→ PROVIDED MATERIAL:

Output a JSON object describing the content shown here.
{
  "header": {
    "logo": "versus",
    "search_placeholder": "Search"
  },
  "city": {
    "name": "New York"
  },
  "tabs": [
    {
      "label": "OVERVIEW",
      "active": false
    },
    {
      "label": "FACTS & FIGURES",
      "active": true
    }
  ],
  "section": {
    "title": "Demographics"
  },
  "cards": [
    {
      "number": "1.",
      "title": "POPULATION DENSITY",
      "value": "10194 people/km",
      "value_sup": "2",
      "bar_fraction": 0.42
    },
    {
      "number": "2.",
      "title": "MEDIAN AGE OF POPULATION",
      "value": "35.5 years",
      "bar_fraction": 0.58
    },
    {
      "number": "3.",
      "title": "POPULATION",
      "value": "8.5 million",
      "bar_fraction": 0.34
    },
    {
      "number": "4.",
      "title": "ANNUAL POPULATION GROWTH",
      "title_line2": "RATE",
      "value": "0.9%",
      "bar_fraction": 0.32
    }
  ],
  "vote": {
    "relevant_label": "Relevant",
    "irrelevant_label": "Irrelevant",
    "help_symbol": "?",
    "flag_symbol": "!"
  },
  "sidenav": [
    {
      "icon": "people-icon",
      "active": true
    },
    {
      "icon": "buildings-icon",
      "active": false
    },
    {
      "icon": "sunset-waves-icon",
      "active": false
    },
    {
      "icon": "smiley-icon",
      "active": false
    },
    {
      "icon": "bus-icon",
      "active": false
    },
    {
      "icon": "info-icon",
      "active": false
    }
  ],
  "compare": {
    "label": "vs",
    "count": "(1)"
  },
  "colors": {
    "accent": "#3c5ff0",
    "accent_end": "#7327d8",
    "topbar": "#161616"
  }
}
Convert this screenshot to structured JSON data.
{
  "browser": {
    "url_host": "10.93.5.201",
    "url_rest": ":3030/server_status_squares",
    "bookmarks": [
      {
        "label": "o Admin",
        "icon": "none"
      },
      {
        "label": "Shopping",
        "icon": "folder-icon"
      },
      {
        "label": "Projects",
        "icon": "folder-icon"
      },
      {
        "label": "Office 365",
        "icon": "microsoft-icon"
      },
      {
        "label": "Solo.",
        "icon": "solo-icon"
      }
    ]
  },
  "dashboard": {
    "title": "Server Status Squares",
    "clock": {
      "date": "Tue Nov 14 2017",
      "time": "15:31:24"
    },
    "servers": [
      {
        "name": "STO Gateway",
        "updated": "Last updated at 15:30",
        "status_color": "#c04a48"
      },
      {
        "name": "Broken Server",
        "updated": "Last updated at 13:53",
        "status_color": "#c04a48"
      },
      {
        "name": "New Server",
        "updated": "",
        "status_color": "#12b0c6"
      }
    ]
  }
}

→ OBJECTIVE:
Pick out all the lines with the word "updated" in them and copy them.

→ FULL OUTPUT:
        "updated": "Last updated at 15:30",
        "updated": "Last updated at 13:53",
        "updated": "",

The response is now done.